Copy down all of the data underneath, exactly as shown.

_____

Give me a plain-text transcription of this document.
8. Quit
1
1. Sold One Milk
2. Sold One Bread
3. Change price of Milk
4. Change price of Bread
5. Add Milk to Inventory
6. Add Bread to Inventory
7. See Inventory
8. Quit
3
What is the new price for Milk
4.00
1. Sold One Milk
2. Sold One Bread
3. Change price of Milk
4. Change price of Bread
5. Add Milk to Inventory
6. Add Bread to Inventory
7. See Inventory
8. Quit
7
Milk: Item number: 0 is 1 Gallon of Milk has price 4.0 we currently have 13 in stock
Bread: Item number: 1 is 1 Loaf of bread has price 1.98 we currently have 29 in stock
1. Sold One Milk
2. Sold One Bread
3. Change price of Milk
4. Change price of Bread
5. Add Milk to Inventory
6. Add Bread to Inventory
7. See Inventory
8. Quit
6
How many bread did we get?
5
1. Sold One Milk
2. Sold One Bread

_____

# EXERCISE RESULT
Give me a plain-text transcription of this document.
8. Quit
1
1. Sold One Milk
2. Sold One Bread
3. Change price of Milk
4. Change price of Bread
5. Add Milk to Inventory
6. Add Bread to Inventory
7. See Inventory
8. Quit
3
What is the new price for Milk
4.00
1. Sold One Milk
2. Sold One Bread
3. Change price of Milk
4. Change price of Bread
5. Add Milk to Inventory
6. Add Bread to Inventory
7. See Inventory
8. Quit
7
Milk: Item number: 0 is 1 Gallon of Milk has price 4.0 we currently have 13 in stock
Bread: Item number: 1 is 1 Loaf of bread has price 1.98 we currently have 29 in stock
1. Sold One Milk
2. Sold One Bread
3. Change price of Milk
4. Change price of Bread
5. Add Milk to Inventory
6. Add Bread to Inventory
7. See Inventory
8. Quit
6
How many bread did we get?
5
1. Sold One Milk
2. Sold One Bread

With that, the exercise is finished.